◆ Aim
Reproduce the data exactly and drop any pictures it holds.

>> START The input

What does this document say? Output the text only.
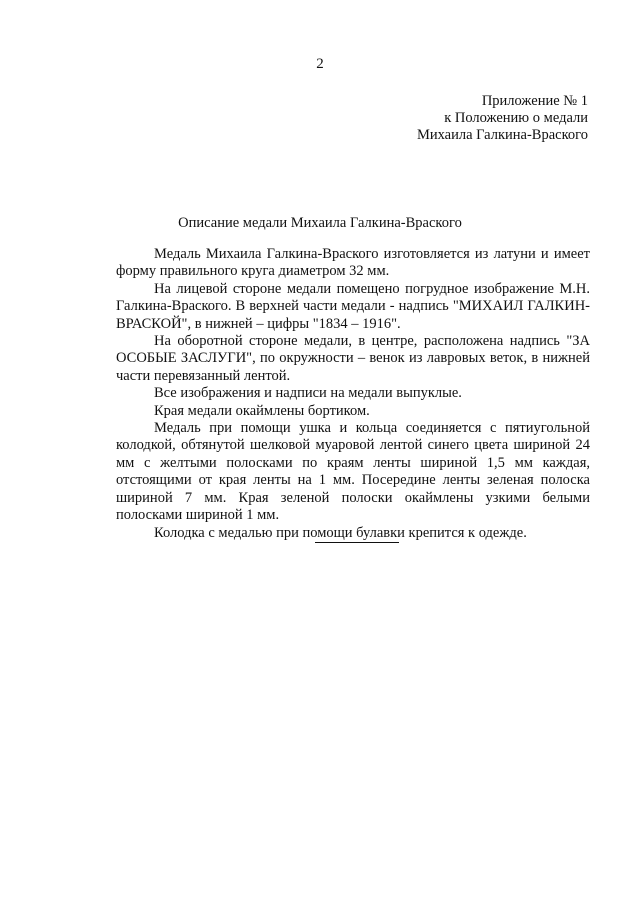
2
Приложение № 1
к Положению о медали
Михаила Галкина-Враского
Описание медали Михаила Галкина-Враского

Медаль Михаила Галкина-Враского изготовляется из латуни и имеет форму правильного круга диаметром 32 мм.

На лицевой стороне медали помещено погрудное изображение М.Н. Галкина-Враского. В верхней части медали - надпись "МИХАИЛ ГАЛКИН-ВРАСКОЙ", в нижней – цифры "1834 – 1916".

На оборотной стороне медали, в центре, расположена надпись "ЗА ОСОБЫЕ ЗАСЛУГИ", по окружности – венок из лавровых веток, в нижней части перевязанный лентой.

Все изображения и надписи на медали выпуклые.

Края медали окаймлены бортиком.

Медаль при помощи ушка и кольца соединяется с пятиугольной колодкой, обтянутой шелковой муаровой лентой синего цвета шириной 24 мм с желтыми полосками по краям ленты шириной 1,5 мм каждая, отстоящими от края ленты на 1 мм. Посередине ленты зеленая полоска шириной 7 мм. Края зеленой полоски окаймлены узкими белыми полосками шириной 1 мм.

Колодка с медалью при помощи булавки крепится к одежде.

>> END The input

◆ Full output
What does this document say? Output the text only.
2
Приложение № 1
к Положению о медали
Михаила Галкина-Враского
Описание медали Михаила Галкина-Враского

Медаль Михаила Галкина-Враского изготовляется из латуни и имеет форму правильного круга диаметром 32 мм.

На лицевой стороне медали помещено погрудное изображение М.Н. Галкина-Враского. В верхней части медали - надпись "МИХАИЛ ГАЛКИН-ВРАСКОЙ", в нижней – цифры "1834 – 1916".

На оборотной стороне медали, в центре, расположена надпись "ЗА ОСОБЫЕ ЗАСЛУГИ", по окружности – венок из лавровых веток, в нижней части перевязанный лентой.

Все изображения и надписи на медали выпуклые.

Края медали окаймлены бортиком.

Медаль при помощи ушка и кольца соединяется с пятиугольной колодкой, обтянутой шелковой муаровой лентой синего цвета шириной 24 мм с желтыми полосками по краям ленты шириной 1,5 мм каждая, отстоящими от края ленты на 1 мм. Посередине ленты зеленая полоска шириной 7 мм. Края зеленой полоски окаймлены узкими белыми полосками шириной 1 мм.

Колодка с медалью при помощи булавки крепится к одежде.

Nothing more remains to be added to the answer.